**The problem:** Print all the entries verbatim.

**Material provided:**
— START —

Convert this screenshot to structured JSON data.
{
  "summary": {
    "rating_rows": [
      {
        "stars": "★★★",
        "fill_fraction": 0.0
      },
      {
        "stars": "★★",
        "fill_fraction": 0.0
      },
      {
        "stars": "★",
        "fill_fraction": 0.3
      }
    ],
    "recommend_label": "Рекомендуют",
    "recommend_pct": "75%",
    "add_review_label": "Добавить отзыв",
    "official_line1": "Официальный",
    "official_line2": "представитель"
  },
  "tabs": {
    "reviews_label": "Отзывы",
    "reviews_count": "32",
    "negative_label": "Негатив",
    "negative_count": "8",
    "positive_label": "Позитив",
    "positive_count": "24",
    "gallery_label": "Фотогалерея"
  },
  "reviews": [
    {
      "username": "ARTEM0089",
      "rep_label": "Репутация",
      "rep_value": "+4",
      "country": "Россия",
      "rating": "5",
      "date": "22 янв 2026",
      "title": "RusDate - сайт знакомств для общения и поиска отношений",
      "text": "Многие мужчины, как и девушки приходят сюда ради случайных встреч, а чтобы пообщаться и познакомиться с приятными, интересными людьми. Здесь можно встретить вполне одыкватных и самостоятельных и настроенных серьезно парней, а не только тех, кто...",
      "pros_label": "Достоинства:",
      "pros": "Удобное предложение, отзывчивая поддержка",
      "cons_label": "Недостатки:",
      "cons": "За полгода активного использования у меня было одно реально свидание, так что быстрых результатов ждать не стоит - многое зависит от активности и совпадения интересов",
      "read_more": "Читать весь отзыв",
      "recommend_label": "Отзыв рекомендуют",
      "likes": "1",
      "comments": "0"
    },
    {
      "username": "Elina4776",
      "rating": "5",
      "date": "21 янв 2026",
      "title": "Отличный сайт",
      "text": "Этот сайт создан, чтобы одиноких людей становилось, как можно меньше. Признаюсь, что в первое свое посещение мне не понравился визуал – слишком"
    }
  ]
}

— END —

**Output of the exercise:**
Convert this screenshot to structured JSON data.
{
  "summary": {
    "rating_rows": [
      {
        "stars": "★★★",
        "fill_fraction": 0.0
      },
      {
        "stars": "★★",
        "fill_fraction": 0.0
      },
      {
        "stars": "★",
        "fill_fraction": 0.3
      }
    ],
    "recommend_label": "Рекомендуют",
    "recommend_pct": "75%",
    "add_review_label": "Добавить отзыв",
    "official_line1": "Официальный",
    "official_line2": "представитель"
  },
  "tabs": {
    "reviews_label": "Отзывы",
    "reviews_count": "32",
    "negative_label": "Негатив",
    "negative_count": "8",
    "positive_label": "Позитив",
    "positive_count": "24",
    "gallery_label": "Фотогалерея"
  },
  "reviews": [
    {
      "username": "ARTEM0089",
      "rep_label": "Репутация",
      "rep_value": "+4",
      "country": "Россия",
      "rating": "5",
      "date": "22 янв 2026",
      "title": "RusDate - сайт знакомств для общения и поиска отношений",
      "text": "Многие мужчины, как и девушки приходят сюда ради случайных встреч, а чтобы пообщаться и познакомиться с приятными, интересными людьми. Здесь можно встретить вполне одыкватных и самостоятельных и настроенных серьезно парней, а не только тех, кто...",
      "pros_label": "Достоинства:",
      "pros": "Удобное предложение, отзывчивая поддержка",
      "cons_label": "Недостатки:",
      "cons": "За полгода активного использования у меня было одно реально свидание, так что быстрых результатов ждать не стоит - многое зависит от активности и совпадения интересов",
      "read_more": "Читать весь отзыв",
      "recommend_label": "Отзыв рекомендуют",
      "likes": "1",
      "comments": "0"
    },
    {
      "username": "Elina4776",
      "rating": "5",
      "date": "21 янв 2026",
      "title": "Отличный сайт",
      "text": "Этот сайт создан, чтобы одиноких людей становилось, как можно меньше. Признаюсь, что в первое свое посещение мне не понравился визуал – слишком"
    }
  ]
}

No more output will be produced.